# start of Given records

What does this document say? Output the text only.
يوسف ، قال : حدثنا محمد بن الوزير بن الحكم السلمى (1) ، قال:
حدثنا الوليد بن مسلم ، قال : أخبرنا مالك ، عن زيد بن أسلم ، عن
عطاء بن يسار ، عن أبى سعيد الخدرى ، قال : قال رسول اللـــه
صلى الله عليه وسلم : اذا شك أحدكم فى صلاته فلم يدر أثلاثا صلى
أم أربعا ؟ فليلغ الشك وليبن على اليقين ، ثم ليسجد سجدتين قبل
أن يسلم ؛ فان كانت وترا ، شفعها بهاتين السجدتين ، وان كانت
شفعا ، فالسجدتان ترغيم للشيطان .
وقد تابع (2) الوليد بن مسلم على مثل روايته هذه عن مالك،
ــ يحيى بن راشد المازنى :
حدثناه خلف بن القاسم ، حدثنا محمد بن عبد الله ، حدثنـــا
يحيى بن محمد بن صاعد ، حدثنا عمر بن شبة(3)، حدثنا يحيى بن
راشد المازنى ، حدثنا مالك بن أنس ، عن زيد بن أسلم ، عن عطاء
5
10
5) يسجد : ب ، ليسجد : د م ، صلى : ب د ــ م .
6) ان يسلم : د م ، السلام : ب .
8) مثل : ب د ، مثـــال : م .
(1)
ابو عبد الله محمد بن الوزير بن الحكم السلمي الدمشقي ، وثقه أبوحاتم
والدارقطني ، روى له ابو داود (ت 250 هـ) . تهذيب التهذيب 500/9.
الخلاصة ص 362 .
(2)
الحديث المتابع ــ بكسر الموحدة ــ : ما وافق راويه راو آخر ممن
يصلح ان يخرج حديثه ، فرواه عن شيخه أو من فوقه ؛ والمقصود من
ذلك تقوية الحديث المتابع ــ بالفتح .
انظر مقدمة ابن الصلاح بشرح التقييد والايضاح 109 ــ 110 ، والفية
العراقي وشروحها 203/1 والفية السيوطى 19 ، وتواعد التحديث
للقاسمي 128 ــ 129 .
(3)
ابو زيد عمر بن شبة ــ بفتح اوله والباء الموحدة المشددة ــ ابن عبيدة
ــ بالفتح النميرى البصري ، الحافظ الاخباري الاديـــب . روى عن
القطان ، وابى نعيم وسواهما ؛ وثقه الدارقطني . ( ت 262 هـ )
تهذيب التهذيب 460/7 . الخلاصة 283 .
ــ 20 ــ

# end of Given records

→ Task prompt
Copy every line of the entries above in which "الله" occurs.

→ Result of this exercise
صلى الله عليه وسلم : اذا شك أحدكم فى صلاته فلم يدر أثلاثا صلى
حدثناه خلف بن القاسم ، حدثنا محمد بن عبد الله ، حدثنـــا
ابو عبد الله محمد بن الوزير بن الحكم السلمي الدمشقي ، وثقه أبوحاتم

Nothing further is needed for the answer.